# [EXTRACT TO READ]

□ □ □

‘Girls bowled, batted, ran and catched’
Are you surprised when I tell you that women’s cricket was played in the 1700s? The first recorded match took place in Surrey on 26 July 1745 between teams from Bramley and Hambleton.
Here is the match report from the Derby Mercury of 9 August 1745:
‘The greatest Cricket Match that ever was played in the South Part of England, was on Friday the 26th of last Month, on Gosden Common near Guildford in Surrey, between eleven Maids of Bramley, and eleven Maids of Hambleton, dressed all in White, the Bramley Maids had blue Ribbons, and the Hambleton Maids red Ribbons on their Heads; the Bramley Girls got 119 Notches, and the Hambleton Girls 127; there was of both Sexes the greatest Number that ever was seen on such an Occasion, the Girls bowled, batted, ran, and catched, as well as any Men could do in that Game.’
An English Girl from W S Gilbert, The Bab Ballads (1898) BL flickr
Nearly 150 years later, two teams of women were formed as ‘The Original English Lady Cricketers’. The aim was to prove the ‘suitability of the National Game as a pastime for the fair sex in preference to Lawn Tennis and other less scientific games’. The young players were carefully selected and went through a rigorous programme of training and practice.
The elevens toured the main towns of the UK from 1890, putting on exhibition matches in a ‘select and refined’ manner. The women were ‘elegantly and appropriately attired’, and accompanied by a matron at all engagements.

□ □ □

# [EXTRACTED INFORMATION]
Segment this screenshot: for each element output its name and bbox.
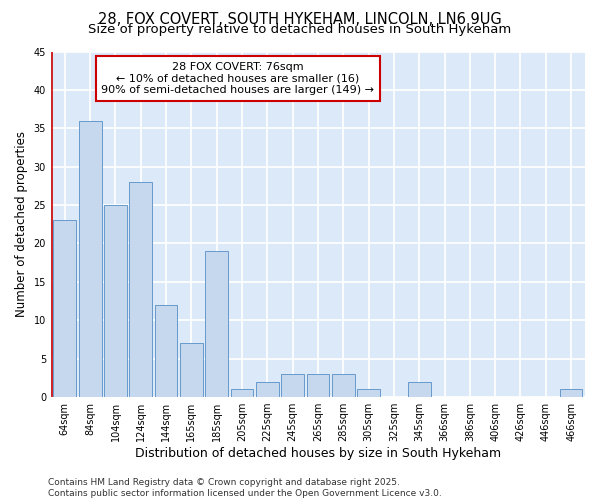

□ □ □

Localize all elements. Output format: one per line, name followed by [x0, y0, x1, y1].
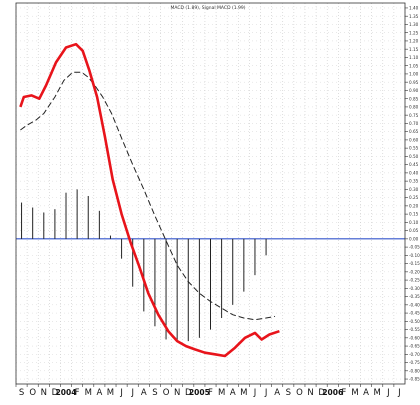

□ □ □

# [TASK REQUIREMENTS]
**a.** Do these statements agree with the text on women's cricket? Answer yes or no for each, quoting the words from the text that decide it. (i) The first recorded women's match was played in Surrey. (ii) The Hambleton Maids wore blue ribbons. (iii) The Original English Lady Cricketers toured the UK from 1890.
**b.** In the text on women's cricket, which newspaper printed the report of the 1745 match?
**c.** Carry on the text on women's cricket from the point where it stops.
The data come from a separate source.

# [OUTPUTS IN ORDER]
**a.**
(i) Yes: "The first recorded match took place in Surrey on 26 July 1745"
(ii) No: "the Hambleton Maids red Ribbons on their Heads"
(iii) Yes: "The elevens toured the main towns of the UK from 1890"

**b.** The Derby Mercury of 9 August 1745.

**c.**
Advertisements for the tour described the Lady Cricketers as a ‘Genuine Novelty’ but stressed that the entertainment was ‘Sport not Clowning’. The women were ‘Refined Lady Athletes, not Burlesque Masqueraders’.
British Newspaper Archive The Era 15 March 1890
Newspaper commentators greeted the formation of the troupe with some cynicism. One widely published report was condescending about the forthcoming matches: ‘when scrambling across the pitch to steal a short run, we fear that dignity and elegance can with difficulty be preserved. The appearance of pads beneath a short skirt is very clumsy. It will be curious, again, to see how many of the team can throw properly, without causing the ribald populace to snigger. Of one thing there can be no doubt, that these lady cricketers are brave, very brave women, and also highly original’.
Lead Curator, East India Company Records
Marjorie Pollard, Cricket for women and girls (London, 1934)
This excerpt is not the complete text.